Make an exact copy of the entries below.

— BEGIN —

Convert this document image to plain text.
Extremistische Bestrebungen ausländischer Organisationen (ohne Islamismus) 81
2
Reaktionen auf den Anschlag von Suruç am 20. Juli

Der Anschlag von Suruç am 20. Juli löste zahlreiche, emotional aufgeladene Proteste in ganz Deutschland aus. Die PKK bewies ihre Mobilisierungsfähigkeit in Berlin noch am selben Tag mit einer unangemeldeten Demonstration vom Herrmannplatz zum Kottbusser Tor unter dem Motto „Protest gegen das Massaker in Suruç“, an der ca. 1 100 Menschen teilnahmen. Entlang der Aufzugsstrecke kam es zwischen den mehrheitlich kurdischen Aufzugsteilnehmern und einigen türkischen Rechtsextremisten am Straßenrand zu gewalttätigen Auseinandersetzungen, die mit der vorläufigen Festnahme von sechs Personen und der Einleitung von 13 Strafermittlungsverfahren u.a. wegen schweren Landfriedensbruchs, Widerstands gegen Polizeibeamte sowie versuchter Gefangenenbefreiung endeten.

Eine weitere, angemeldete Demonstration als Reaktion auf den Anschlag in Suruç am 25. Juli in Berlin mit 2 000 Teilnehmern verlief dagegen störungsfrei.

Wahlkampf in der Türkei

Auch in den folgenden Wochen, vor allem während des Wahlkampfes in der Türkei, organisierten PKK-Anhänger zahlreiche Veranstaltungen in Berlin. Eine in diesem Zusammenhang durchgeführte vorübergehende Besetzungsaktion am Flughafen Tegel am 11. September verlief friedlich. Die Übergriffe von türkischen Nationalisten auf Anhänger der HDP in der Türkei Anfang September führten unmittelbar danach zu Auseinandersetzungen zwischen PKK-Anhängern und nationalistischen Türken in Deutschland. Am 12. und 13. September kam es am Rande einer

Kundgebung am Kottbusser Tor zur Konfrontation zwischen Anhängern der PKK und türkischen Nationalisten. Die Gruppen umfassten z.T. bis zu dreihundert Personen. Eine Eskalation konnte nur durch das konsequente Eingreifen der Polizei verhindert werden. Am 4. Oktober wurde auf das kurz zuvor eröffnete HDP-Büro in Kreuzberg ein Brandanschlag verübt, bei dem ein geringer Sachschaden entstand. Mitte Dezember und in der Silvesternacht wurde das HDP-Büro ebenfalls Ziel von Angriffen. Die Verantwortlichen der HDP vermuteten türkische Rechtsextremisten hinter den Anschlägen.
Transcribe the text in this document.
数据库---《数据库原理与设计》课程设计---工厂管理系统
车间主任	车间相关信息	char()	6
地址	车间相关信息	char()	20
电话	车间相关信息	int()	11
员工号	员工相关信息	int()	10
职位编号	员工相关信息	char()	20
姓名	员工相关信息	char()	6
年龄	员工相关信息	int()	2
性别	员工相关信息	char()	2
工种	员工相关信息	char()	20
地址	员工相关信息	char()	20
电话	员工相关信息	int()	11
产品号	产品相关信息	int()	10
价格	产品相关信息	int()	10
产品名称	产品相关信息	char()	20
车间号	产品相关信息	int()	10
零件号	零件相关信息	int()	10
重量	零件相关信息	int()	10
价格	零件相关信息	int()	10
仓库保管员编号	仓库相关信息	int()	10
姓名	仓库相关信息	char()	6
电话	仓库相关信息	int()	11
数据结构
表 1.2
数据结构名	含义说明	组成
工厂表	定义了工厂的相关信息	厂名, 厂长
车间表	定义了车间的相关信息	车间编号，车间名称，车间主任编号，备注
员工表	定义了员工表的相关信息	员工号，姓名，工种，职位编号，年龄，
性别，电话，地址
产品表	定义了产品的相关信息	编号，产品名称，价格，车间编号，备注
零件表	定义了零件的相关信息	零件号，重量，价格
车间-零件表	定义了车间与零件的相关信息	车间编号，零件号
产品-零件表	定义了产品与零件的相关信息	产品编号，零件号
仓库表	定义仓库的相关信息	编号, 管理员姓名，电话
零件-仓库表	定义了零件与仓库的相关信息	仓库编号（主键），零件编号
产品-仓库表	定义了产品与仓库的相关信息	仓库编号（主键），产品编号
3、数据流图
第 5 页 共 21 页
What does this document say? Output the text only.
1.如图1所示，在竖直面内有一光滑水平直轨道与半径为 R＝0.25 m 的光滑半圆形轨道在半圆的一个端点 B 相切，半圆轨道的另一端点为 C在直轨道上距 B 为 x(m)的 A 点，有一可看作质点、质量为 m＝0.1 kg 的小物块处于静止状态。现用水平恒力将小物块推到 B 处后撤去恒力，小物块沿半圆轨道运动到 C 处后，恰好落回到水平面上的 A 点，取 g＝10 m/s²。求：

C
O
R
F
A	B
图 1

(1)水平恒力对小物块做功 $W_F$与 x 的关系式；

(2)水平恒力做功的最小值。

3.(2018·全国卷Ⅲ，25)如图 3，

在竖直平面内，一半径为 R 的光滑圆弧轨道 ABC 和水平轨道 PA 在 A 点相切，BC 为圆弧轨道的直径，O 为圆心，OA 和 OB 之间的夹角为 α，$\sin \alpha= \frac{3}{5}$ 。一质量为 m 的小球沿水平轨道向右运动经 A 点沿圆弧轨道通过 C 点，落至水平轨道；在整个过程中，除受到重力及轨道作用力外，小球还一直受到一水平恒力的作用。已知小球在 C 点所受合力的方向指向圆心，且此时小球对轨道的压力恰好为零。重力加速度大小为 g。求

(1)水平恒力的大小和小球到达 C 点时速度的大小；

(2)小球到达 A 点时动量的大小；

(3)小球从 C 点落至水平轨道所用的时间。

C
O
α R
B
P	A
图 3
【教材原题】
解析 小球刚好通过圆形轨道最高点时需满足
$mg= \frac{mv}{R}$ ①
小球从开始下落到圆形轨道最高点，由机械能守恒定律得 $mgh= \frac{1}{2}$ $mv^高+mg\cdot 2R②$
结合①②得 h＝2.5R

— END —

**IN RESPONSE**
Convert this document image to plain text.
Extremistische Bestrebungen ausländischer Organisationen (ohne Islamismus) 81
2
Reaktionen auf den Anschlag von Suruç am 20. Juli

Der Anschlag von Suruç am 20. Juli löste zahlreiche, emotional aufgeladene Proteste in ganz Deutschland aus. Die PKK bewies ihre Mobilisierungsfähigkeit in Berlin noch am selben Tag mit einer unangemeldeten Demonstration vom Herrmannplatz zum Kottbusser Tor unter dem Motto „Protest gegen das Massaker in Suruç“, an der ca. 1 100 Menschen teilnahmen. Entlang der Aufzugsstrecke kam es zwischen den mehrheitlich kurdischen Aufzugsteilnehmern und einigen türkischen Rechtsextremisten am Straßenrand zu gewalttätigen Auseinandersetzungen, die mit der vorläufigen Festnahme von sechs Personen und der Einleitung von 13 Strafermittlungsverfahren u.a. wegen schweren Landfriedensbruchs, Widerstands gegen Polizeibeamte sowie versuchter Gefangenenbefreiung endeten.

Eine weitere, angemeldete Demonstration als Reaktion auf den Anschlag in Suruç am 25. Juli in Berlin mit 2 000 Teilnehmern verlief dagegen störungsfrei.

Wahlkampf in der Türkei

Auch in den folgenden Wochen, vor allem während des Wahlkampfes in der Türkei, organisierten PKK-Anhänger zahlreiche Veranstaltungen in Berlin. Eine in diesem Zusammenhang durchgeführte vorübergehende Besetzungsaktion am Flughafen Tegel am 11. September verlief friedlich. Die Übergriffe von türkischen Nationalisten auf Anhänger der HDP in der Türkei Anfang September führten unmittelbar danach zu Auseinandersetzungen zwischen PKK-Anhängern und nationalistischen Türken in Deutschland. Am 12. und 13. September kam es am Rande einer

Kundgebung am Kottbusser Tor zur Konfrontation zwischen Anhängern der PKK und türkischen Nationalisten. Die Gruppen umfassten z.T. bis zu dreihundert Personen. Eine Eskalation konnte nur durch das konsequente Eingreifen der Polizei verhindert werden. Am 4. Oktober wurde auf das kurz zuvor eröffnete HDP-Büro in Kreuzberg ein Brandanschlag verübt, bei dem ein geringer Sachschaden entstand. Mitte Dezember und in der Silvesternacht wurde das HDP-Büro ebenfalls Ziel von Angriffen. Die Verantwortlichen der HDP vermuteten türkische Rechtsextremisten hinter den Anschlägen.
Transcribe the text in this document.
数据库---《数据库原理与设计》课程设计---工厂管理系统
车间主任	车间相关信息	char()	6
地址	车间相关信息	char()	20
电话	车间相关信息	int()	11
员工号	员工相关信息	int()	10
职位编号	员工相关信息	char()	20
姓名	员工相关信息	char()	6
年龄	员工相关信息	int()	2
性别	员工相关信息	char()	2
工种	员工相关信息	char()	20
地址	员工相关信息	char()	20
电话	员工相关信息	int()	11
产品号	产品相关信息	int()	10
价格	产品相关信息	int()	10
产品名称	产品相关信息	char()	20
车间号	产品相关信息	int()	10
零件号	零件相关信息	int()	10
重量	零件相关信息	int()	10
价格	零件相关信息	int()	10
仓库保管员编号	仓库相关信息	int()	10
姓名	仓库相关信息	char()	6
电话	仓库相关信息	int()	11
数据结构
表 1.2
数据结构名	含义说明	组成
工厂表	定义了工厂的相关信息	厂名, 厂长
车间表	定义了车间的相关信息	车间编号，车间名称，车间主任编号，备注
员工表	定义了员工表的相关信息	员工号，姓名，工种，职位编号，年龄，
性别，电话，地址
产品表	定义了产品的相关信息	编号，产品名称，价格，车间编号，备注
零件表	定义了零件的相关信息	零件号，重量，价格
车间-零件表	定义了车间与零件的相关信息	车间编号，零件号
产品-零件表	定义了产品与零件的相关信息	产品编号，零件号
仓库表	定义仓库的相关信息	编号, 管理员姓名，电话
零件-仓库表	定义了零件与仓库的相关信息	仓库编号（主键），零件编号
产品-仓库表	定义了产品与仓库的相关信息	仓库编号（主键），产品编号
3、数据流图
第 5 页 共 21 页
What does this document say? Output the text only.
1.如图1所示，在竖直面内有一光滑水平直轨道与半径为 R＝0.25 m 的光滑半圆形轨道在半圆的一个端点 B 相切，半圆轨道的另一端点为 C在直轨道上距 B 为 x(m)的 A 点，有一可看作质点、质量为 m＝0.1 kg 的小物块处于静止状态。现用水平恒力将小物块推到 B 处后撤去恒力，小物块沿半圆轨道运动到 C 处后，恰好落回到水平面上的 A 点，取 g＝10 m/s²。求：

C
O
R
F
A	B
图 1

(1)水平恒力对小物块做功 $W_F$与 x 的关系式；

(2)水平恒力做功的最小值。

3.(2018·全国卷Ⅲ，25)如图 3，

在竖直平面内，一半径为 R 的光滑圆弧轨道 ABC 和水平轨道 PA 在 A 点相切，BC 为圆弧轨道的直径，O 为圆心，OA 和 OB 之间的夹角为 α，$\sin \alpha= \frac{3}{5}$ 。一质量为 m 的小球沿水平轨道向右运动经 A 点沿圆弧轨道通过 C 点，落至水平轨道；在整个过程中，除受到重力及轨道作用力外，小球还一直受到一水平恒力的作用。已知小球在 C 点所受合力的方向指向圆心，且此时小球对轨道的压力恰好为零。重力加速度大小为 g。求

(1)水平恒力的大小和小球到达 C 点时速度的大小；

(2)小球到达 A 点时动量的大小；

(3)小球从 C 点落至水平轨道所用的时间。

C
O
α R
B
P	A
图 3
【教材原题】
解析 小球刚好通过圆形轨道最高点时需满足
$mg= \frac{mv}{R}$ ①
小球从开始下落到圆形轨道最高点，由机械能守恒定律得 $mgh= \frac{1}{2}$ $mv^高+mg\cdot 2R②$
结合①②得 h＝2.5R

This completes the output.